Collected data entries
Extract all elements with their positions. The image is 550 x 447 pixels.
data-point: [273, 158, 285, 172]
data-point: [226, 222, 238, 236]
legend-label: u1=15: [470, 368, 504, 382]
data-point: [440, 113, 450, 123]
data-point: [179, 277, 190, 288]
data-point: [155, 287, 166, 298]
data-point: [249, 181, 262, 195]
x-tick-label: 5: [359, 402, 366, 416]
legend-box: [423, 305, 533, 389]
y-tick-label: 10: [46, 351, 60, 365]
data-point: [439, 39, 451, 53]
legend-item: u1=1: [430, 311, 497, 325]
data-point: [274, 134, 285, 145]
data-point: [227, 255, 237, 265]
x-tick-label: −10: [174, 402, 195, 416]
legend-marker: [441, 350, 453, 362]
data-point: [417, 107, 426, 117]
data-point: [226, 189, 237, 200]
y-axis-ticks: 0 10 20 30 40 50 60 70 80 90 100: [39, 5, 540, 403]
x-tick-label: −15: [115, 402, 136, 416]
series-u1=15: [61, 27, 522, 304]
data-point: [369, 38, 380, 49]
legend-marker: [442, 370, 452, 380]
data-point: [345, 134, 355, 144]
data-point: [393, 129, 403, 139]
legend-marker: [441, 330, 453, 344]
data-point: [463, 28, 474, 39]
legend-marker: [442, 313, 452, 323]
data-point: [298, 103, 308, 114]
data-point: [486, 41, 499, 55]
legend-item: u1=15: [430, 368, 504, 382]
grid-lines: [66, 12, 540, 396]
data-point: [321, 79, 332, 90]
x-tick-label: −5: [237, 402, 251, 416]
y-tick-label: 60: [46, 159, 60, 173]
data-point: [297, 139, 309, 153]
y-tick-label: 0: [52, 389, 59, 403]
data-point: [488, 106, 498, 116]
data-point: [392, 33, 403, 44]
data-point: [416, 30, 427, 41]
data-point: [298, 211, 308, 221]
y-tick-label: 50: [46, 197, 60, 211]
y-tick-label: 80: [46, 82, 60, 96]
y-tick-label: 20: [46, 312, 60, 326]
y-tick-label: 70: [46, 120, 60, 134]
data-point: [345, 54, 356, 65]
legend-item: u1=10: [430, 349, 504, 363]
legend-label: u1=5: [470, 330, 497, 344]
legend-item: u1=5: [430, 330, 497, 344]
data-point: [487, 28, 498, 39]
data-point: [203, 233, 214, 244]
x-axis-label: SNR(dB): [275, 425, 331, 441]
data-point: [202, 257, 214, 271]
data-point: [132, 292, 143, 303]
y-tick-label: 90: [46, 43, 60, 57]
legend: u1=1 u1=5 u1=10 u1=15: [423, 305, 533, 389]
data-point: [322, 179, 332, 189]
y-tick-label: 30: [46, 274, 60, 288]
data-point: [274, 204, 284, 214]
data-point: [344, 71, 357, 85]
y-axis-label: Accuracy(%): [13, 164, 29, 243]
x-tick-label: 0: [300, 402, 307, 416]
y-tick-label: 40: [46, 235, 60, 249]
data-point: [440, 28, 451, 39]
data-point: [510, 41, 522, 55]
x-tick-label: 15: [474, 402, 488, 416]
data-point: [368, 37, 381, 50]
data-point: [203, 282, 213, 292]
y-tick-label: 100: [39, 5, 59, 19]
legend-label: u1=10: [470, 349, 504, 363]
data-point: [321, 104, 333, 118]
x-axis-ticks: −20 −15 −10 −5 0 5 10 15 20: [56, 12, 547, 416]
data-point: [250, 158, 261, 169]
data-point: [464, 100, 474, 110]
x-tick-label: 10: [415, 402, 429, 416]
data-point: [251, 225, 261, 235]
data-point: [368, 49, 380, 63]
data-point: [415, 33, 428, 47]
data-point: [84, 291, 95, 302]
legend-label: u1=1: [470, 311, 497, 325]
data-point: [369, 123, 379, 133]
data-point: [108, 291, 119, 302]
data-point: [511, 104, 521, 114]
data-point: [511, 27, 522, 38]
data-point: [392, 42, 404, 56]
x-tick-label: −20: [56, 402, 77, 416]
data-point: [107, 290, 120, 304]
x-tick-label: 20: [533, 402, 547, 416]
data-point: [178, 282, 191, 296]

* [Goal] Copy every one of these records line for line.

* [Written reply]
Extract all elements with their positions. The image is 550 x 447 pixels.
data-point: [273, 158, 285, 172]
data-point: [226, 222, 238, 236]
legend-label: u1=15: [470, 368, 504, 382]
data-point: [440, 113, 450, 123]
data-point: [179, 277, 190, 288]
data-point: [155, 287, 166, 298]
data-point: [249, 181, 262, 195]
x-tick-label: 5: [359, 402, 366, 416]
legend-box: [423, 305, 533, 389]
y-tick-label: 10: [46, 351, 60, 365]
data-point: [439, 39, 451, 53]
legend-item: u1=1: [430, 311, 497, 325]
data-point: [274, 134, 285, 145]
data-point: [227, 255, 237, 265]
x-tick-label: −10: [174, 402, 195, 416]
legend-marker: [441, 350, 453, 362]
data-point: [417, 107, 426, 117]
data-point: [226, 189, 237, 200]
y-axis-ticks: 0 10 20 30 40 50 60 70 80 90 100: [39, 5, 540, 403]
x-tick-label: −15: [115, 402, 136, 416]
series-u1=15: [61, 27, 522, 304]
data-point: [369, 38, 380, 49]
legend-marker: [442, 370, 452, 380]
data-point: [345, 134, 355, 144]
data-point: [393, 129, 403, 139]
legend-marker: [441, 330, 453, 344]
data-point: [463, 28, 474, 39]
legend-marker: [442, 313, 452, 323]
data-point: [298, 103, 308, 114]
data-point: [486, 41, 499, 55]
legend-item: u1=15: [430, 368, 504, 382]
grid-lines: [66, 12, 540, 396]
data-point: [321, 79, 332, 90]
x-tick-label: −5: [237, 402, 251, 416]
y-tick-label: 60: [46, 159, 60, 173]
data-point: [297, 139, 309, 153]
y-tick-label: 0: [52, 389, 59, 403]
data-point: [488, 106, 498, 116]
data-point: [392, 33, 403, 44]
data-point: [416, 30, 427, 41]
data-point: [298, 211, 308, 221]
y-tick-label: 50: [46, 197, 60, 211]
y-tick-label: 80: [46, 82, 60, 96]
y-tick-label: 20: [46, 312, 60, 326]
y-tick-label: 70: [46, 120, 60, 134]
data-point: [345, 54, 356, 65]
legend-item: u1=10: [430, 349, 504, 363]
legend-label: u1=5: [470, 330, 497, 344]
legend-item: u1=5: [430, 330, 497, 344]
data-point: [487, 28, 498, 39]
data-point: [203, 233, 214, 244]
x-axis-label: SNR(dB): [275, 425, 331, 441]
data-point: [202, 257, 214, 271]
data-point: [132, 292, 143, 303]
y-tick-label: 90: [46, 43, 60, 57]
legend: u1=1 u1=5 u1=10 u1=15: [423, 305, 533, 389]
data-point: [322, 179, 332, 189]
y-tick-label: 30: [46, 274, 60, 288]
data-point: [274, 204, 284, 214]
data-point: [344, 71, 357, 85]
y-axis-label: Accuracy(%): [13, 164, 29, 243]
x-tick-label: 0: [300, 402, 307, 416]
y-tick-label: 40: [46, 235, 60, 249]
data-point: [440, 28, 451, 39]
data-point: [510, 41, 522, 55]
x-tick-label: 15: [474, 402, 488, 416]
data-point: [368, 37, 381, 50]
data-point: [203, 282, 213, 292]
y-tick-label: 100: [39, 5, 59, 19]
legend-label: u1=10: [470, 349, 504, 363]
data-point: [321, 104, 333, 118]
x-axis-ticks: −20 −15 −10 −5 0 5 10 15 20: [56, 12, 547, 416]
data-point: [250, 158, 261, 169]
data-point: [464, 100, 474, 110]
x-tick-label: 10: [415, 402, 429, 416]
data-point: [251, 225, 261, 235]
data-point: [368, 49, 380, 63]
data-point: [415, 33, 428, 47]
data-point: [84, 291, 95, 302]
legend-label: u1=1: [470, 311, 497, 325]
data-point: [369, 123, 379, 133]
data-point: [108, 291, 119, 302]
data-point: [511, 104, 521, 114]
data-point: [511, 27, 522, 38]
data-point: [392, 42, 404, 56]
x-tick-label: −20: [56, 402, 77, 416]
data-point: [107, 290, 120, 304]
x-tick-label: 20: [533, 402, 547, 416]
data-point: [178, 282, 191, 296]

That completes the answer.